======== Extrait à lire ========

Que si nous avons affaire aux Chrestiens, je croy qu’ils ne nieront que le Seigneur a accoustumé, quelquefois par songes, quelquefois par d’aultres signes extérieurs, nous faire entendre sa volunté & nous révéler ce qui nous doibt advenir. L’eschelle que facob veit en dormant n’estoit elle pleine de grand mystère ? Et dirons nous les songes de Joseph avoir esté vains & dignes de mépris, ou bien divins ? Ce que le Seigneur dist par songe à Abimélech, aux Prophêtes, à Joseph, mari de la vierge Marie, & aux trois Saiges d’Orient, combien il estoit véritable & divin l’issue suffisamment le tesmoigne. Tu diras ce que nous appelions Songes n’estre toujours vrays. Certe, je te le confesse, & te dy d’avantage que plusieurs sont fort obscurs, mais aussi il y en a plusieurs vrays qui adnoncent à ceuls qui les sçavent bien observer maintes choses incrédibles à la Chair. Le Seigneur défend l’observation des songes, mais aussi l’Escripture Saincte crie qu’il luy fault laisser l’interprétation des songes.

========

Consigne: Pour chaque affirmation, dites si elle s'accorde avec l'extrait à lire en répondant par oui ou non, puis citez mot pour mot les termes de l'extrait qui tranchent. (a) L'extrait affirme que tous les songes sont clairs. (b) L'extrait dit que le Seigneur défend l'observation des songes. (c) L'extrait compte Abimélech parmi ceux à qui le Seigneur a parlé par songe. Vous n'aurez pas besoin du matériel.

======== Données enregistrées ========

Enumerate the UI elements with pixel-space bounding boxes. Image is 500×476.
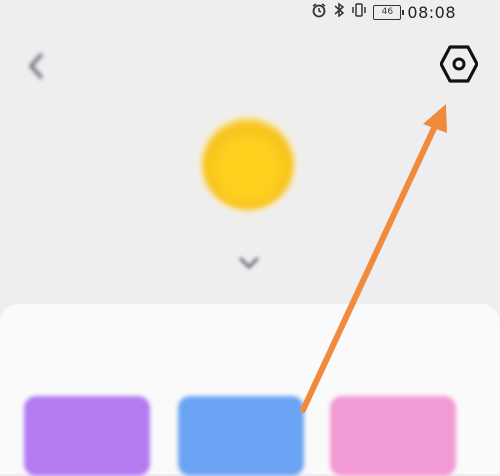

========

Réponse rédigée:
(a) Non : « plusieurs sont fort obscurs ».
(b) Oui : « Le Seigneur défend l’observation des songes ».
(c) Oui : « Ce que le Seigneur dist par songe à Abimélech ».